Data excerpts
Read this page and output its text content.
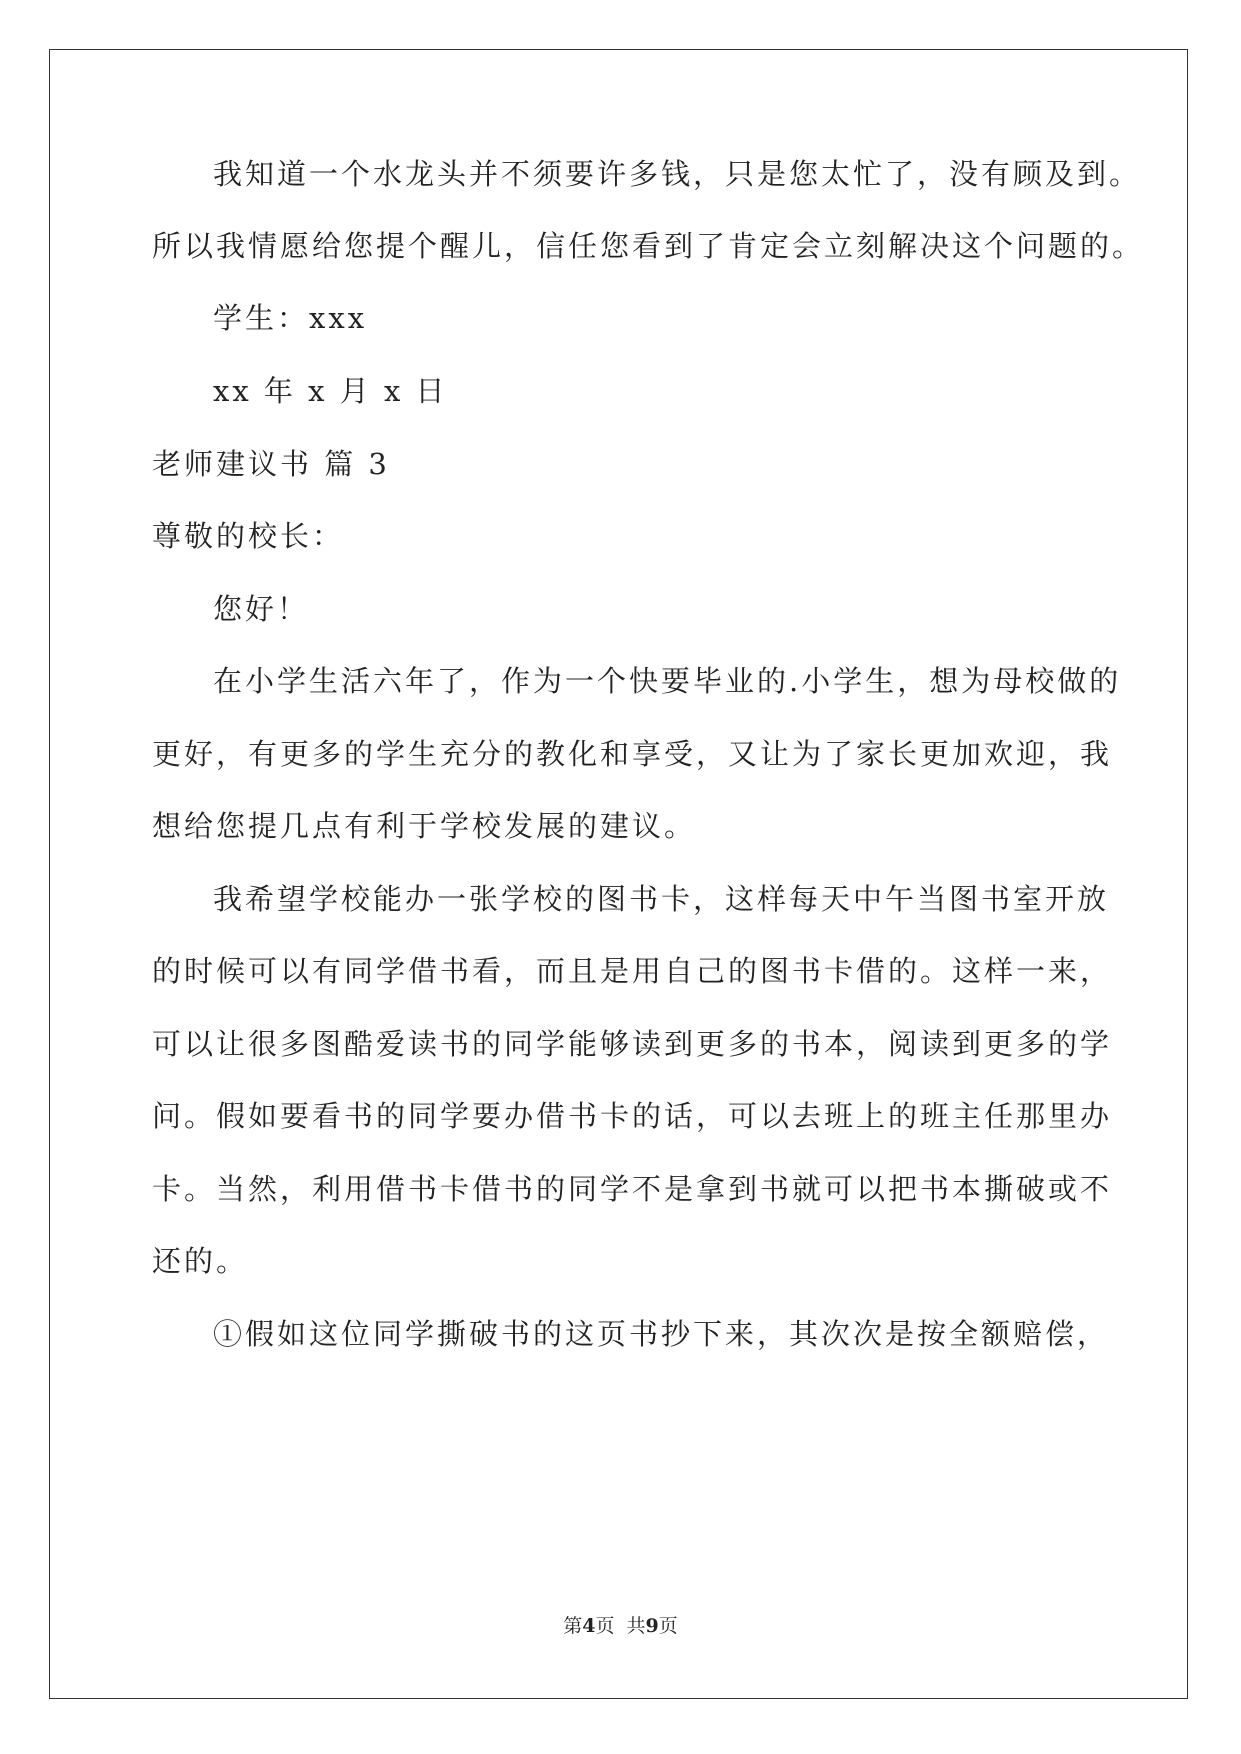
我知道一个水龙头并不须要许多钱，只是您太忙了，没有顾及到。
所以我情愿给您提个醒儿，信任您看到了肯定会立刻解决这个问题的。
学生：xxx
xx 年 x 月 x 日
老师建议书 篇 3
尊敬的校长：
您好！
在小学生活六年了，作为一个快要毕业的.小学生，想为母校做的
更好，有更多的学生充分的教化和享受，又让为了家长更加欢迎，我
想给您提几点有利于学校发展的建议。
我希望学校能办一张学校的图书卡，这样每天中午当图书室开放
的时候可以有同学借书看，而且是用自己的图书卡借的。这样一来，
可以让很多图酷爱读书的同学能够读到更多的书本，阅读到更多的学
问。假如要看书的同学要办借书卡的话，可以去班上的班主任那里办
卡。当然，利用借书卡借书的同学不是拿到书就可以把书本撕破或不
还的。
①假如这位同学撕破书的这页书抄下来，其次次是按全额赔偿，
第4页  共9页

Work to complete
Extract all the data above exactly, excluding every picture.

Exercise solution
Read this page and output its text content.
我知道一个水龙头并不须要许多钱，只是您太忙了，没有顾及到。
所以我情愿给您提个醒儿，信任您看到了肯定会立刻解决这个问题的。
学生：xxx
xx 年 x 月 x 日
老师建议书 篇 3
尊敬的校长：
您好！
在小学生活六年了，作为一个快要毕业的.小学生，想为母校做的
更好，有更多的学生充分的教化和享受，又让为了家长更加欢迎，我
想给您提几点有利于学校发展的建议。
我希望学校能办一张学校的图书卡，这样每天中午当图书室开放
的时候可以有同学借书看，而且是用自己的图书卡借的。这样一来，
可以让很多图酷爱读书的同学能够读到更多的书本，阅读到更多的学
问。假如要看书的同学要办借书卡的话，可以去班上的班主任那里办
卡。当然，利用借书卡借书的同学不是拿到书就可以把书本撕破或不
还的。
①假如这位同学撕破书的这页书抄下来，其次次是按全额赔偿，
第4页  共9页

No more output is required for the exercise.